What needs to be done: Scan the data below for the string "STLE". Copy every line where it appears.

Rows:

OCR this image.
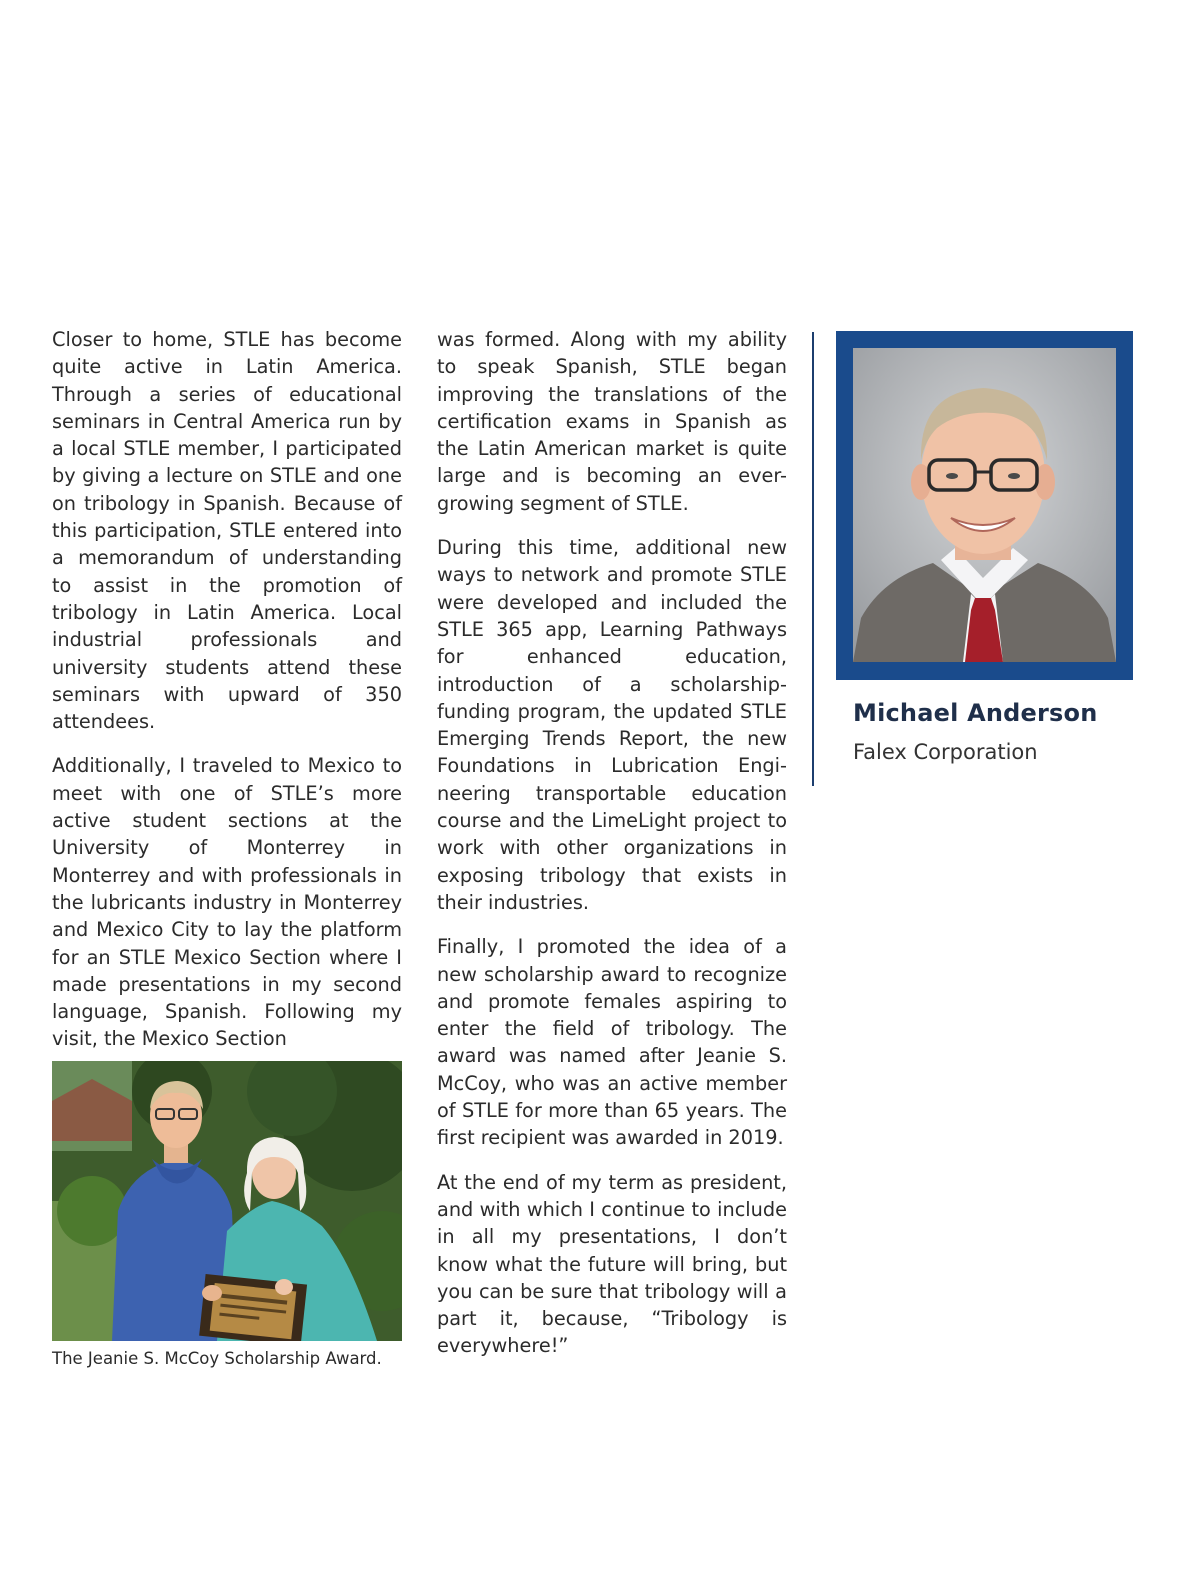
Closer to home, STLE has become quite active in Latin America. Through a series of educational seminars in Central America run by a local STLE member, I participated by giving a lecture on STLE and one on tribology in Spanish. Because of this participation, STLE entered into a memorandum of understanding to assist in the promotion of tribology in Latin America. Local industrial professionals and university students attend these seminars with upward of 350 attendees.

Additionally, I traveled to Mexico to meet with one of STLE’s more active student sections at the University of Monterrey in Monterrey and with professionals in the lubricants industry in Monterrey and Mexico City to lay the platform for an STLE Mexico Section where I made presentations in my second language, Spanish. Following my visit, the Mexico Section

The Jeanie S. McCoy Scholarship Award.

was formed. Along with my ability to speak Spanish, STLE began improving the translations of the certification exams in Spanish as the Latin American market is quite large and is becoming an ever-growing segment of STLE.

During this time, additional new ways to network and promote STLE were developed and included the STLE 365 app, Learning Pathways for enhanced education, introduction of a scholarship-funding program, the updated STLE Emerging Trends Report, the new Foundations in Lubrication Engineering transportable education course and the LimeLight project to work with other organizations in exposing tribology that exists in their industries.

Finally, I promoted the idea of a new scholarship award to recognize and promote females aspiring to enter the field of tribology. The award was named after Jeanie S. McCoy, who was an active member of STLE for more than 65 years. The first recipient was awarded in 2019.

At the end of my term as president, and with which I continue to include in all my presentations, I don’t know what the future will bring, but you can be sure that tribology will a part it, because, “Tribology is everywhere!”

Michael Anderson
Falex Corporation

Complete output:
Closer to home, STLE has become quite active in Latin America. Through a series of educational seminars in Central America run by a local STLE member, I participated by giving a lecture on STLE and one on tribology in Spanish. Because of this participation, STLE entered into a memorandum of understanding to assist in the promotion of tribology in Latin America. Local industrial professionals and university students attend these seminars with upward of 350 attendees.
Additionally, I traveled to Mexico to meet with one of STLE’s more active student sections at the University of Monterrey in Monterrey and with professionals in the lubricants industry in Monterrey and Mexico City to lay the platform for an STLE Mexico Section where I made presentations in my second language, Spanish. Following my visit, the Mexico Section
was formed. Along with my ability to speak Spanish, STLE began improving the translations of the certification exams in Spanish as the Latin American market is quite large and is becoming an ever-growing segment of STLE.
During this time, additional new ways to network and promote STLE were developed and included the STLE 365 app, Learning Pathways for enhanced education, introduction of a scholarship-funding program, the updated STLE Emerging Trends Report, the new Foundations in Lubrication Engineering transportable education course and the LimeLight project to work with other organizations in exposing tribology that exists in their industries.
Finally, I promoted the idea of a new scholarship award to recognize and promote females aspiring to enter the field of tribology. The award was named after Jeanie S. McCoy, who was an active member of STLE for more than 65 years. The first recipient was awarded in 2019.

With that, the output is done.